───── AVAILABLE DATA ─────
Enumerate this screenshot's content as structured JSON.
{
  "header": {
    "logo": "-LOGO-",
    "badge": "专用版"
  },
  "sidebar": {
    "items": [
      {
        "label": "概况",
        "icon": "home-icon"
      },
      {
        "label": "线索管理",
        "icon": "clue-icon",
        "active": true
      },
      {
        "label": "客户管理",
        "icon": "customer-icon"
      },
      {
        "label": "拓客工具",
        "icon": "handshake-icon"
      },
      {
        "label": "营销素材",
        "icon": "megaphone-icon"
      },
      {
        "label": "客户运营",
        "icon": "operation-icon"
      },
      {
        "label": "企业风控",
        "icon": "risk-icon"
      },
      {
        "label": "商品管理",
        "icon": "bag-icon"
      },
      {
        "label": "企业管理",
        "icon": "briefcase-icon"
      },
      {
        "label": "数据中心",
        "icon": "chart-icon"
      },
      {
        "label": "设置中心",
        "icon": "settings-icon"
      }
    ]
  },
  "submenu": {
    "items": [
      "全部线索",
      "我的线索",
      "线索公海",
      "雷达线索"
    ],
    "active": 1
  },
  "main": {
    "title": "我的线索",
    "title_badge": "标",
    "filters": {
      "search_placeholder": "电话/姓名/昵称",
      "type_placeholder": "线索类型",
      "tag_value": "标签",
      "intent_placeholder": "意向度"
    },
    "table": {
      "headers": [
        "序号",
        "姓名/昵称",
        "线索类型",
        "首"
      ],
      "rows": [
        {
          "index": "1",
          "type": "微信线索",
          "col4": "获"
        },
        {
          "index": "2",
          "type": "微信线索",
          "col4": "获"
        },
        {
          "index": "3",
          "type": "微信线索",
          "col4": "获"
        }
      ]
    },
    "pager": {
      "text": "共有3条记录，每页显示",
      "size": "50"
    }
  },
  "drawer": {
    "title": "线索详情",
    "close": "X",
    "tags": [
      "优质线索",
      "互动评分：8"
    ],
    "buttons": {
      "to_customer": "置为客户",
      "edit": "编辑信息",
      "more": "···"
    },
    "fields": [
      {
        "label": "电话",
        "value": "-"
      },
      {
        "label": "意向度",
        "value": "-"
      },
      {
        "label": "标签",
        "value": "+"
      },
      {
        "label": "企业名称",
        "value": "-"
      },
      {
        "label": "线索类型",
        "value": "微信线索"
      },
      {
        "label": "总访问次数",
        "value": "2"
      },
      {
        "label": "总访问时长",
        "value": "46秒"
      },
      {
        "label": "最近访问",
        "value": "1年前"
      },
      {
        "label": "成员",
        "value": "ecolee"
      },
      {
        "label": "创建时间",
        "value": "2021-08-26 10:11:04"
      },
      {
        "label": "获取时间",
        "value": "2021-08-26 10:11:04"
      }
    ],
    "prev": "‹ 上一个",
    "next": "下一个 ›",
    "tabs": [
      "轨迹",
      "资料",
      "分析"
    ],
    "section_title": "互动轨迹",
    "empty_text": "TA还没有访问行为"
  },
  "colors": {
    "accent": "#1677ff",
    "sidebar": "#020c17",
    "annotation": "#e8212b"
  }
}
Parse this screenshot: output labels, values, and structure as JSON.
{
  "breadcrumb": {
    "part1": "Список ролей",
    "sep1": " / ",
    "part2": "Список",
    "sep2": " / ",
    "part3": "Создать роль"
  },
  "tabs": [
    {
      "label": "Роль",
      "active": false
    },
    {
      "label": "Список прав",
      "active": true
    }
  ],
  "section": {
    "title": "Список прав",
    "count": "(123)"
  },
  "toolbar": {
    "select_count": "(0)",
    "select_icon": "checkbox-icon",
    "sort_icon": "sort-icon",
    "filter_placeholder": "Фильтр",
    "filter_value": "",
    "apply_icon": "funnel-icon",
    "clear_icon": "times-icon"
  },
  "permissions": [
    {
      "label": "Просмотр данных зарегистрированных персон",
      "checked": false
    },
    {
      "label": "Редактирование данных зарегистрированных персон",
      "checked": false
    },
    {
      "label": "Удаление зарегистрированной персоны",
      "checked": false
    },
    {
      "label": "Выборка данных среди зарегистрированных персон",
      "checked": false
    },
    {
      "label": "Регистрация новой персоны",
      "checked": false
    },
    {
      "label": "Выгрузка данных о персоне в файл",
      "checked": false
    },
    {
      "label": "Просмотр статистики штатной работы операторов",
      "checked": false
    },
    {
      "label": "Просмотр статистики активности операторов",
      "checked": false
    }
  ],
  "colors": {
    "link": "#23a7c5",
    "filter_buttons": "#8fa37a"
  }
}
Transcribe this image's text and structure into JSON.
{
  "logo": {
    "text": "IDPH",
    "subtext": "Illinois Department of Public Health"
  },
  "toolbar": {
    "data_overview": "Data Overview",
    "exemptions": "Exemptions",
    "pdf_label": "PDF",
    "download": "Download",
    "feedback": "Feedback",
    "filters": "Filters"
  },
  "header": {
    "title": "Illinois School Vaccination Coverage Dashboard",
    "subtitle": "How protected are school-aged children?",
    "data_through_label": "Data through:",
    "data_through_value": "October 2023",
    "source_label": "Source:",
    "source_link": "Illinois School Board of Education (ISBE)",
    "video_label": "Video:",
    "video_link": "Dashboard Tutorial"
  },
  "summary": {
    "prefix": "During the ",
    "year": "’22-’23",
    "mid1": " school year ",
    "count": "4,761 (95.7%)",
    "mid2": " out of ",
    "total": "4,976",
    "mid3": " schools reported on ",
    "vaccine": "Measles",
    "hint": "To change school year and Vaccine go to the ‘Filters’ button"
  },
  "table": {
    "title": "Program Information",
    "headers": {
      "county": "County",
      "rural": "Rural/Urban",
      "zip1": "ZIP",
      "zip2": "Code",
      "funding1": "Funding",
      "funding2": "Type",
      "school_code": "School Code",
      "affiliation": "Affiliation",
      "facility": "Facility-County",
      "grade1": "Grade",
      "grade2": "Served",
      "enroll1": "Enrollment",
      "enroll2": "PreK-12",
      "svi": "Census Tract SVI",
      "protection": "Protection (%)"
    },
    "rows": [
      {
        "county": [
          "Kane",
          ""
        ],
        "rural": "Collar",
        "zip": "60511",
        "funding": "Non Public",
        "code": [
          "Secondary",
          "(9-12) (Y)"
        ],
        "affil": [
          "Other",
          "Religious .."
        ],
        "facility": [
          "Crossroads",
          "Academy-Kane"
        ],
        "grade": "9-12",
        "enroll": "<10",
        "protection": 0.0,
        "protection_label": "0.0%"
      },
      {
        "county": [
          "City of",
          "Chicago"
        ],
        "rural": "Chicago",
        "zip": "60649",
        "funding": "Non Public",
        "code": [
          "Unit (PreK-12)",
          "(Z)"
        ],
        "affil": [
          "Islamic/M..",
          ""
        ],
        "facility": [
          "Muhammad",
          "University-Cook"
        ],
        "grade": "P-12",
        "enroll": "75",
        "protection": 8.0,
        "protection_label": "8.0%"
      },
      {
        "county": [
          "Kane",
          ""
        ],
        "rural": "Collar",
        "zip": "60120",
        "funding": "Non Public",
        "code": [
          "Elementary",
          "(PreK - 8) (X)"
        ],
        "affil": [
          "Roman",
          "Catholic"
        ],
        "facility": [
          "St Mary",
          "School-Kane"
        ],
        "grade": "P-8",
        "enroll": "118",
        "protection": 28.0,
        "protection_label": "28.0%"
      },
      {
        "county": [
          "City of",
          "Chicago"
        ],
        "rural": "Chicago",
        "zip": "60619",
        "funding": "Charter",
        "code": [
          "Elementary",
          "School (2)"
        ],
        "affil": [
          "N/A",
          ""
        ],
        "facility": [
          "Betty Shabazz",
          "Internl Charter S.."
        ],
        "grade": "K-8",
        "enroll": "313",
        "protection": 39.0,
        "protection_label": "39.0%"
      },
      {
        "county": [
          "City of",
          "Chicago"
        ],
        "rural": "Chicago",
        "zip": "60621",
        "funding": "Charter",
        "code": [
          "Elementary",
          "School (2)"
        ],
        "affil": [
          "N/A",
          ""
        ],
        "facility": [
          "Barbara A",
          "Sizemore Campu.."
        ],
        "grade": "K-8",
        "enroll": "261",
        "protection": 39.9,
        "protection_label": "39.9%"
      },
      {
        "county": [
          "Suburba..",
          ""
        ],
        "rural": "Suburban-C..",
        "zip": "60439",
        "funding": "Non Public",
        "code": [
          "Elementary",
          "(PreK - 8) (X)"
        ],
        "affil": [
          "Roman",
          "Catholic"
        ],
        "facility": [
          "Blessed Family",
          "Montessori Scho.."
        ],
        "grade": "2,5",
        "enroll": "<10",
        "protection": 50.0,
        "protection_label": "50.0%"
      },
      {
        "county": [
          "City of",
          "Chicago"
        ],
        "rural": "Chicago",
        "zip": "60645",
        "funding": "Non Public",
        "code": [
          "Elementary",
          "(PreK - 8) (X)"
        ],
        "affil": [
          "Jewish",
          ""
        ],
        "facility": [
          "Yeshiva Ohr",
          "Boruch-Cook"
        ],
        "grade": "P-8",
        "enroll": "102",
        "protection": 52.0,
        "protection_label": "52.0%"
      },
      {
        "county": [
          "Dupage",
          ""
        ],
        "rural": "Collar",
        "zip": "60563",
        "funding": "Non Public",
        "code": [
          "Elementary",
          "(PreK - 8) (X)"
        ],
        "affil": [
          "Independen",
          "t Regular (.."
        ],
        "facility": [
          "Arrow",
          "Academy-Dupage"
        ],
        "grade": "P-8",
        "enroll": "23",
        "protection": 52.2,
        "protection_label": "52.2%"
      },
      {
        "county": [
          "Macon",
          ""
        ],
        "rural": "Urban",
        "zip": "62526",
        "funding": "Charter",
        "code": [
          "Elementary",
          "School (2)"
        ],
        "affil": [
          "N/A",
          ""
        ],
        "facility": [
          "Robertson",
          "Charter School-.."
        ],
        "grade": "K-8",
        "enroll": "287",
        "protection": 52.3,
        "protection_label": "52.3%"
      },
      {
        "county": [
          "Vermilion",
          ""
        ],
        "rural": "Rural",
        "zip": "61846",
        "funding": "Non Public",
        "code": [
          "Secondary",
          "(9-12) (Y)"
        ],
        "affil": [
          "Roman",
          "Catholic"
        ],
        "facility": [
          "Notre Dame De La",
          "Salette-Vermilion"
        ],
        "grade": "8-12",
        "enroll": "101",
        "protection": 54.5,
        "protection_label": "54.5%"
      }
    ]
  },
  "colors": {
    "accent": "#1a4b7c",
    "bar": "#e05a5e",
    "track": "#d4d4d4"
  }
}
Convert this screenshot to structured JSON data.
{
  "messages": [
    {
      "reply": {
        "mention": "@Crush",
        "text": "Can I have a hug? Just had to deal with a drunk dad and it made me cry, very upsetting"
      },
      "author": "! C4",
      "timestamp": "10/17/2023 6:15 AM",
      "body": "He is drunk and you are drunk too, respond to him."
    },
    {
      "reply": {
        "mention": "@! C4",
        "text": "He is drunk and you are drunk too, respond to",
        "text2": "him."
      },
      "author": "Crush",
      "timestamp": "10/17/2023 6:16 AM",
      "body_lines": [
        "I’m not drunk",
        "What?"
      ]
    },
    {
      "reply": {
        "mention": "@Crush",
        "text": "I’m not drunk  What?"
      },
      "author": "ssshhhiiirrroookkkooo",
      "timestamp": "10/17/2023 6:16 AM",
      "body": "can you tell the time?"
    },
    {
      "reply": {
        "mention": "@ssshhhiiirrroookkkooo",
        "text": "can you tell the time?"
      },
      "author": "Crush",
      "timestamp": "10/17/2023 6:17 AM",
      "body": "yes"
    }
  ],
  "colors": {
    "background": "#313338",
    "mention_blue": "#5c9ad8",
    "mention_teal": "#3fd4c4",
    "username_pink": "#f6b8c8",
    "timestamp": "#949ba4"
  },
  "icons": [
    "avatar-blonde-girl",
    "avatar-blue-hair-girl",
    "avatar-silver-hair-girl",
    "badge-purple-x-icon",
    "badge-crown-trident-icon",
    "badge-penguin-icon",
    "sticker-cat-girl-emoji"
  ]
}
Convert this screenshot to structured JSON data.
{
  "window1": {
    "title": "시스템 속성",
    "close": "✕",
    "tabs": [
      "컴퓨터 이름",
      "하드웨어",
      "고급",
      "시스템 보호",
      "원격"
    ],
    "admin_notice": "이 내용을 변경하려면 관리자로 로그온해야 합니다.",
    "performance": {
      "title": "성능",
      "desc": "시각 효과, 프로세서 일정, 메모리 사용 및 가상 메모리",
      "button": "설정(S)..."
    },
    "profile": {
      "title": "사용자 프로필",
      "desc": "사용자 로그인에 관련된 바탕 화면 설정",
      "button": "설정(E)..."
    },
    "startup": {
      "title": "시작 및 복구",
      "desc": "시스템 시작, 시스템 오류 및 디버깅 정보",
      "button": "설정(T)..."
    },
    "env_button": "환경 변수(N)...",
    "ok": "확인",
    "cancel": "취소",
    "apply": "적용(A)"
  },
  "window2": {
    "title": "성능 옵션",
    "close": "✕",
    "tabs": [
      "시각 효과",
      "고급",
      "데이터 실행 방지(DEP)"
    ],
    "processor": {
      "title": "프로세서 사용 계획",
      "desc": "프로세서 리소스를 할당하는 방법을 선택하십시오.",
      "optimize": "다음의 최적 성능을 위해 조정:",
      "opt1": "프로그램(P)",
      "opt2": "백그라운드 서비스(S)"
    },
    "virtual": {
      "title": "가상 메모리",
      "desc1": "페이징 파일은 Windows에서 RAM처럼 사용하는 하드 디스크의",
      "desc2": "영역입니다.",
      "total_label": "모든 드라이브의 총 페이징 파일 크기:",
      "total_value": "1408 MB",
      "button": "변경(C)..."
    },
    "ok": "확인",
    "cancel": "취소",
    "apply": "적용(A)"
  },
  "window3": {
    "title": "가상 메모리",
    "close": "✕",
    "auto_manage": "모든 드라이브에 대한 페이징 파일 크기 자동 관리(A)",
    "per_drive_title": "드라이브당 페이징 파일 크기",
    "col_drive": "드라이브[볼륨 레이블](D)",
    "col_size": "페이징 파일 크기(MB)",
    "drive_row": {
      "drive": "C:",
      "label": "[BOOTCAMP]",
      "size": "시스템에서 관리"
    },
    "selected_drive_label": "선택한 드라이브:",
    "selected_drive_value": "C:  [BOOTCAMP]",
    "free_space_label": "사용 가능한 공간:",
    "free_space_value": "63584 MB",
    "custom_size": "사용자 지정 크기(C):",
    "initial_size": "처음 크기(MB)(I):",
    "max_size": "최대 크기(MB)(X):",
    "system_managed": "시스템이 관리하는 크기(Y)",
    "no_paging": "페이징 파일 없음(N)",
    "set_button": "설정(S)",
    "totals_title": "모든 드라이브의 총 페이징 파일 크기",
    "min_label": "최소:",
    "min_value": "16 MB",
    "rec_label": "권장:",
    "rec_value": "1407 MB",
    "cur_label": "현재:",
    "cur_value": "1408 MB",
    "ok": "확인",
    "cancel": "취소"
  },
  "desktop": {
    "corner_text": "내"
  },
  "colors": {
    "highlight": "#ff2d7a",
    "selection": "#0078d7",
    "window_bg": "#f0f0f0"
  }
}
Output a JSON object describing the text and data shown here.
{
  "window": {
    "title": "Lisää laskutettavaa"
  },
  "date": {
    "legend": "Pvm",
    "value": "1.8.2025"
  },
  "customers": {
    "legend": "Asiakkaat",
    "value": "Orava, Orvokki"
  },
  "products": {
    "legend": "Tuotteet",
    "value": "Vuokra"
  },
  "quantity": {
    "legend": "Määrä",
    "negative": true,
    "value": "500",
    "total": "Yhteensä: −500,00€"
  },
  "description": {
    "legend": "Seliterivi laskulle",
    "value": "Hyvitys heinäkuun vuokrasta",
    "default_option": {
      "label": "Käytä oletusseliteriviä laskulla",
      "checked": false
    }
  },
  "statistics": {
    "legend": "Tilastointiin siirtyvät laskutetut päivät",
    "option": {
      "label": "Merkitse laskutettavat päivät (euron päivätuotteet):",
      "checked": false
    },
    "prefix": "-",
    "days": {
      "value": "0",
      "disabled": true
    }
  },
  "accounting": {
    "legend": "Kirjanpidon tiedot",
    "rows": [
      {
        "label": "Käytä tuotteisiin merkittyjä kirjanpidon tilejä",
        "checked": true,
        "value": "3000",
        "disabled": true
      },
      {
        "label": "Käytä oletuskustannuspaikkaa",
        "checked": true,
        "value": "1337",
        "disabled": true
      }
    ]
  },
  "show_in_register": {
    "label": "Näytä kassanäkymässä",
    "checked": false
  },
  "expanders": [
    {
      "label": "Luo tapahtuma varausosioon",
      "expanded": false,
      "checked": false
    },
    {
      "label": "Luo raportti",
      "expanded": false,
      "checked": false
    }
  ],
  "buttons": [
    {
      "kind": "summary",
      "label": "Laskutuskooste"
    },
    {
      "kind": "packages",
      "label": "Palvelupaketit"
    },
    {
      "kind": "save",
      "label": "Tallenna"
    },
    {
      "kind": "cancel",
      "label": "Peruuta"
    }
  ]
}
─────
### SET TASK
Above are the entries; count how many of their lines contain the word "операторов" and give only that number.

### TASK SOLUTION
2